─── DATA FOR REVIEW ───
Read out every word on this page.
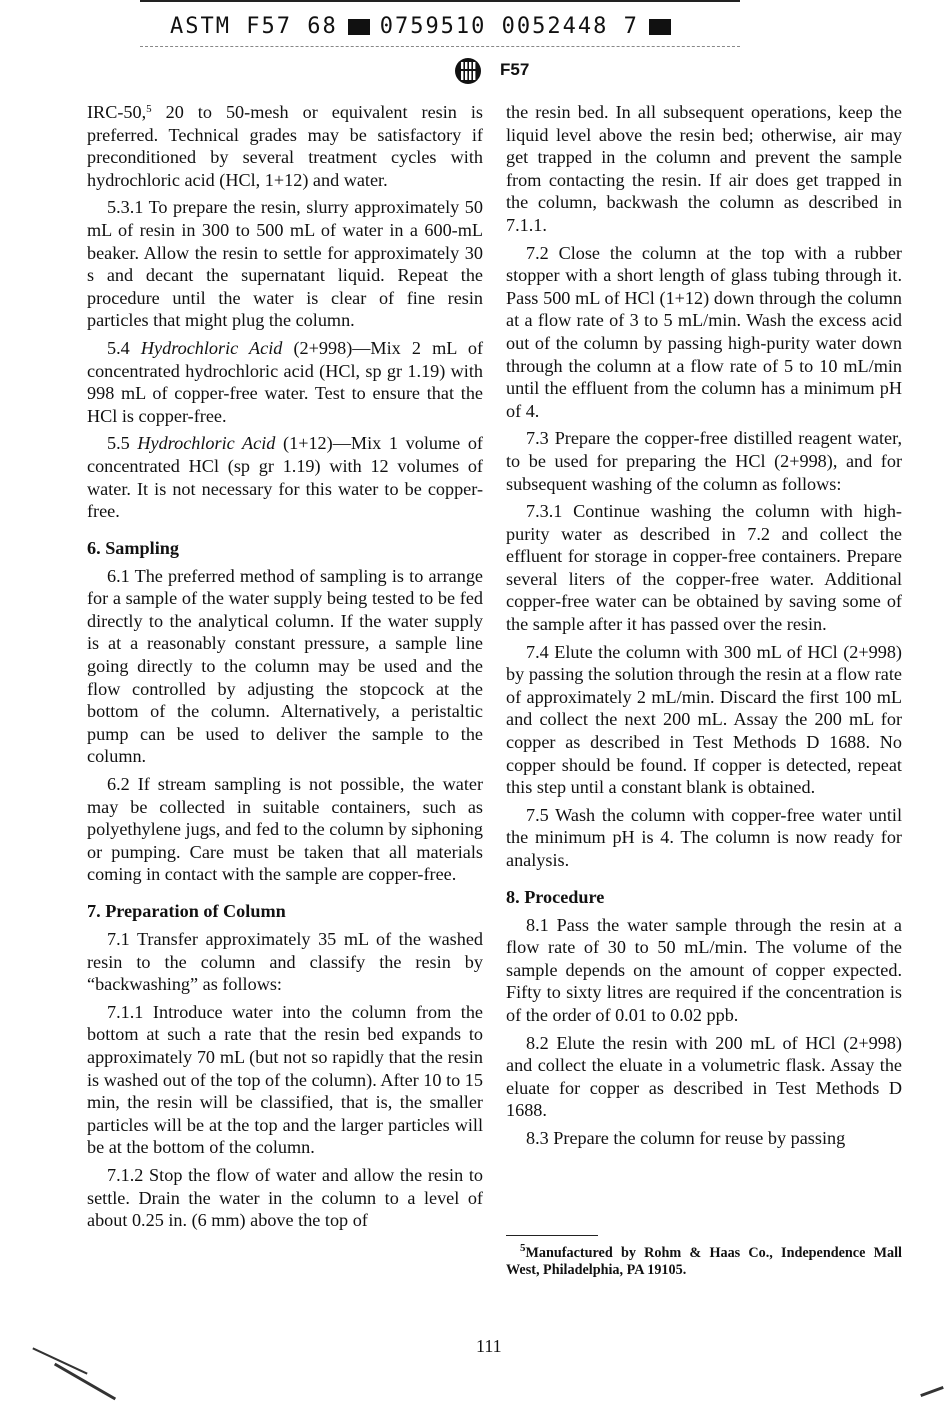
ASTM F57 68 0759510 0052448 7
F57

IRC-50,$^5$ 20 to 50-mesh or equivalent resin is preferred. Technical grades may be satisfactory if preconditioned by several treatment cycles with hydrochloric acid (HCl, 1+12) and water.

5.3.1 To prepare the resin, slurry approximately 50 mL of resin in 300 to 500 mL of water in a 600-mL beaker. Allow the resin to settle for approximately 30 s and decant the supernatant liquid. Repeat the procedure until the water is clear of fine resin particles that might plug the column.

5.4 Hydrochloric Acid (2+998)—Mix 2 mL of concentrated hydrochloric acid (HCl, sp gr 1.19) with 998 mL of copper-free water. Test to ensure that the HCl is copper-free.

5.5 Hydrochloric Acid (1+12)—Mix 1 volume of concentrated HCl (sp gr 1.19) with 12 volumes of water. It is not necessary for this water to be copper-free.

6. Sampling

6.1 The preferred method of sampling is to arrange for a sample of the water supply being tested to be fed directly to the analytical column. If the water supply is at a reasonably constant pressure, a sample line going directly to the column may be used and the flow controlled by adjusting the stopcock at the bottom of the column. Alternatively, a peristaltic pump can be used to deliver the sample to the column.

6.2 If stream sampling is not possible, the water may be collected in suitable containers, such as polyethylene jugs, and fed to the column by siphoning or pumping. Care must be taken that all materials coming in contact with the sample are copper-free.

7. Preparation of Column

7.1 Transfer approximately 35 mL of the washed resin to the column and classify the resin by “backwashing” as follows:

7.1.1 Introduce water into the column from the bottom at such a rate that the resin bed expands to approximately 70 mL (but not so rapidly that the resin is washed out of the top of the column). After 10 to 15 min, the resin will be classified, that is, the smaller particles will be at the top and the larger particles will be at the bottom of the column.

7.1.2 Stop the flow of water and allow the resin to settle. Drain the water in the column to a level of about 0.25 in. (6 mm) above the top of

the resin bed. In all subsequent operations, keep the liquid level above the resin bed; otherwise, air may get trapped in the column and prevent the sample from contacting the resin. If air does get trapped in the column, backwash the column as described in 7.1.1.

7.2 Close the column at the top with a rubber stopper with a short length of glass tubing through it. Pass 500 mL of HCl (1+12) down through the column at a flow rate of 3 to 5 mL/min. Wash the excess acid out of the column by passing high-purity water down through the column at a flow rate of 5 to 10 mL/min until the effluent from the column has a minimum pH of 4.

7.3 Prepare the copper-free distilled reagent water, to be used for preparing the HCl (2+998), and for subsequent washing of the column as follows:

7.3.1 Continue washing the column with high-purity water as described in 7.2 and collect the effluent for storage in copper-free containers. Prepare several liters of the copper-free water. Additional copper-free water can be obtained by saving some of the sample after it has passed over the resin.

7.4 Elute the column with 300 mL of HCl (2+998) by passing the solution through the resin at a flow rate of approximately 2 mL/min. Discard the first 100 mL and collect the next 200 mL. Assay the 200 mL for copper as described in Test Methods D 1688. No copper should be found. If copper is detected, repeat this step until a constant blank is obtained.

7.5 Wash the column with copper-free water until the minimum pH is 4. The column is now ready for analysis.

8. Procedure

8.1 Pass the water sample through the resin at a flow rate of 30 to 50 mL/min. The volume of the sample depends on the amount of copper expected. Fifty to sixty litres are required if the concentration is of the order of 0.01 to 0.02 ppb.

8.2 Elute the resin with 200 mL of HCl (2+998) and collect the eluate in a volumetric flask. Assay the eluate for copper as described in Test Methods D 1688.

8.3 Prepare the column for reuse by passing

$^5$Manufactured by Rohm & Haas Co., Independence Mall West, Philadelphia, PA 19105.

111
───
# EXERCISE DIRECTIONS:
Take every line above where "liquid" appears and copy it.

# ANSWER BOX:
5.3.1 To prepare the resin, slurry approximately 50 mL of resin in 300 to 500 mL of water in a 600-mL beaker. Allow the resin to settle for approximately 30 s and decant the supernatant liquid. Repeat the procedure until the water is clear of fine resin particles that might plug the column.
the resin bed. In all subsequent operations, keep the liquid level above the resin bed; otherwise, air may get trapped in the column and prevent the sample from contacting the resin. If air does get trapped in the column, backwash the column as described in 7.1.1.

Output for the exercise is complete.